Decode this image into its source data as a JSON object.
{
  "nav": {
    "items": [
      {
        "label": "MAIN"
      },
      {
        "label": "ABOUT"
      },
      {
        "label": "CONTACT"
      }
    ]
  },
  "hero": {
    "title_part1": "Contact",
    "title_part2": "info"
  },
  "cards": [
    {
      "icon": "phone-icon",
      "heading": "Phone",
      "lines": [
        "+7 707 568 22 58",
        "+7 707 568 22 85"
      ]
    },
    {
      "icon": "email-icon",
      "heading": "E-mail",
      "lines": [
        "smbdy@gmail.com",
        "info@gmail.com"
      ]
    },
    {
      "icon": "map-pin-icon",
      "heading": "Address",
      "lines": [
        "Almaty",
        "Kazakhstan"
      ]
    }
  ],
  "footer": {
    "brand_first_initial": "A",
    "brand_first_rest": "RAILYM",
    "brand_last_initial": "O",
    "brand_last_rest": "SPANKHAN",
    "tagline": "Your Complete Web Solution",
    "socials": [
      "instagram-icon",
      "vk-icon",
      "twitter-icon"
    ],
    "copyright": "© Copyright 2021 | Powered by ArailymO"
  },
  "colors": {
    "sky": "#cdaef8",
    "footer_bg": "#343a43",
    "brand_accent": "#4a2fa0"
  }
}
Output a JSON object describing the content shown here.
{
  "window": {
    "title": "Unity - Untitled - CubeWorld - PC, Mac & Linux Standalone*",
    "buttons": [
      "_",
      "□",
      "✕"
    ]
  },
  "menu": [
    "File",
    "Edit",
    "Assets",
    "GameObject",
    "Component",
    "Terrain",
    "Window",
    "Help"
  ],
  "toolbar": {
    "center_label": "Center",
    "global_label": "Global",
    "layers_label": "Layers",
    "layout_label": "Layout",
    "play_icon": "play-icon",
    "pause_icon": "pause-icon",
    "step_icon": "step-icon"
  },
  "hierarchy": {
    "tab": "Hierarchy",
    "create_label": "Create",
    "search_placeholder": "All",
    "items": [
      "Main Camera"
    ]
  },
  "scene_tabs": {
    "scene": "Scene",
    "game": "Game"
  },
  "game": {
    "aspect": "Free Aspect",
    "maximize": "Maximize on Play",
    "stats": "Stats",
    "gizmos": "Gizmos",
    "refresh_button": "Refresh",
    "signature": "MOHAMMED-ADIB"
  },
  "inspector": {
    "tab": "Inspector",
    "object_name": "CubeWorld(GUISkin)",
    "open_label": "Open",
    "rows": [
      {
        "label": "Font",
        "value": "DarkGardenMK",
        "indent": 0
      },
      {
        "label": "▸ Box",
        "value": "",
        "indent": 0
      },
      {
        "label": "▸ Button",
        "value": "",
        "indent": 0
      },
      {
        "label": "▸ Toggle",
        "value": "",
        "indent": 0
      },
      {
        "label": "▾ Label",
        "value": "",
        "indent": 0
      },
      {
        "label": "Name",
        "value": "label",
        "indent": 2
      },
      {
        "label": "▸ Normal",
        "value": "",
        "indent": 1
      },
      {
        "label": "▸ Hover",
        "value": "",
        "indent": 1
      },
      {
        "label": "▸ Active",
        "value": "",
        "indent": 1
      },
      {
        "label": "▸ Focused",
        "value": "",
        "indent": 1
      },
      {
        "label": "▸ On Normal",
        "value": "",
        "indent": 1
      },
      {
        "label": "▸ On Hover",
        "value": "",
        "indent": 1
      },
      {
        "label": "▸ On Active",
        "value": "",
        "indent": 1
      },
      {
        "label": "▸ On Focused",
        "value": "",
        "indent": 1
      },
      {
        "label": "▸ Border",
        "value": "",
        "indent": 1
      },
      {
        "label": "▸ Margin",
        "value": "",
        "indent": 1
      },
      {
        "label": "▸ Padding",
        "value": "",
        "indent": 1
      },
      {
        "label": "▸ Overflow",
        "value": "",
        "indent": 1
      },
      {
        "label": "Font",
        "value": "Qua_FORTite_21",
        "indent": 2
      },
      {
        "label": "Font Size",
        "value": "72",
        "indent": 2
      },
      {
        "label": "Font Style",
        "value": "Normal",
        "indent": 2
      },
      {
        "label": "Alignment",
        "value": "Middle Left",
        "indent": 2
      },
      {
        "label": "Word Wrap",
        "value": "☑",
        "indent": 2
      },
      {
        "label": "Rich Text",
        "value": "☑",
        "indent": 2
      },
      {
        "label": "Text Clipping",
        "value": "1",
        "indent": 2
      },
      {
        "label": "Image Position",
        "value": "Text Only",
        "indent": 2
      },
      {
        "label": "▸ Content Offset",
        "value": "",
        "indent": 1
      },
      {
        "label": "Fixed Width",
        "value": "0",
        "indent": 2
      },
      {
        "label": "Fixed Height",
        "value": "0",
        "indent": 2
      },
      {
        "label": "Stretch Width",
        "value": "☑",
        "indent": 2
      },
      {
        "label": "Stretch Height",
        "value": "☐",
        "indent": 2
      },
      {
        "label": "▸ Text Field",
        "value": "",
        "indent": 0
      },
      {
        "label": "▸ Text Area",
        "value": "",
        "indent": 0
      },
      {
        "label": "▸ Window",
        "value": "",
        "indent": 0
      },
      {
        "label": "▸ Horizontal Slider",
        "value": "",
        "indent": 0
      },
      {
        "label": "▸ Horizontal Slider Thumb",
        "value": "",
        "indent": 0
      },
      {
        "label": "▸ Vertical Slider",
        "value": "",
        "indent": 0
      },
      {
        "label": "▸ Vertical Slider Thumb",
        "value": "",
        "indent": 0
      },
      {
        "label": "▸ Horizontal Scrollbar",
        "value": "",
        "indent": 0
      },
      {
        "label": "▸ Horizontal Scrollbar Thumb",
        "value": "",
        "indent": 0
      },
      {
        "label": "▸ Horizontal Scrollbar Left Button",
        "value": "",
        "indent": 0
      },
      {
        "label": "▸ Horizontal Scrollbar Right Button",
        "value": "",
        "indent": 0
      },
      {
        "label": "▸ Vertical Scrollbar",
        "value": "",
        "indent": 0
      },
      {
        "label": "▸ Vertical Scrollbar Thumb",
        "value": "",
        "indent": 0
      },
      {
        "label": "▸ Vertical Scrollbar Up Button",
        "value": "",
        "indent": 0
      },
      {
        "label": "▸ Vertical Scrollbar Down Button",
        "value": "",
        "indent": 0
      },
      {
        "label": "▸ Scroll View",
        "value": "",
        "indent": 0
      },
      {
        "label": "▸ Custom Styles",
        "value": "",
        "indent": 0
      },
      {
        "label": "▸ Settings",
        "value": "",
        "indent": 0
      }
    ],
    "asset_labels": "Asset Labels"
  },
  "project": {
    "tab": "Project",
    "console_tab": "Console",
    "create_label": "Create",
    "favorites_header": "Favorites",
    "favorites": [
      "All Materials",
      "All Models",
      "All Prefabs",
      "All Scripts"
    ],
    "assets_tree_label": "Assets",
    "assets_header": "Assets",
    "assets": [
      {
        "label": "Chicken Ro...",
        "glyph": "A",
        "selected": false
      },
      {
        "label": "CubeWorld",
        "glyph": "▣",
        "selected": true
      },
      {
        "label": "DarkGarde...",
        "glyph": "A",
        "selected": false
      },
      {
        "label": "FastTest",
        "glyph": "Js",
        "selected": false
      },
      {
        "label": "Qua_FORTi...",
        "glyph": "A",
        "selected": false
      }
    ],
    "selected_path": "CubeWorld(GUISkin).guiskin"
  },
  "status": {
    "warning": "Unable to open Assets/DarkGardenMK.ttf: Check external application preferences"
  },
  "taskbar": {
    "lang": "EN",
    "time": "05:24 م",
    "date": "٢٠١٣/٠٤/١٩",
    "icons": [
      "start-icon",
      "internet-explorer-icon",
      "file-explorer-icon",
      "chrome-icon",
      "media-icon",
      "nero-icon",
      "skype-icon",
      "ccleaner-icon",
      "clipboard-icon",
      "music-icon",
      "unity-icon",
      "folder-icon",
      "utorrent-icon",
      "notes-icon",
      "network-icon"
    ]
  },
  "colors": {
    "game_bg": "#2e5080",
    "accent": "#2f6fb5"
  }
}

════════

#### Written problem
What count of lines in the listing contain the word "Fixed"? Reply with the number only.

#### Reply to the task
2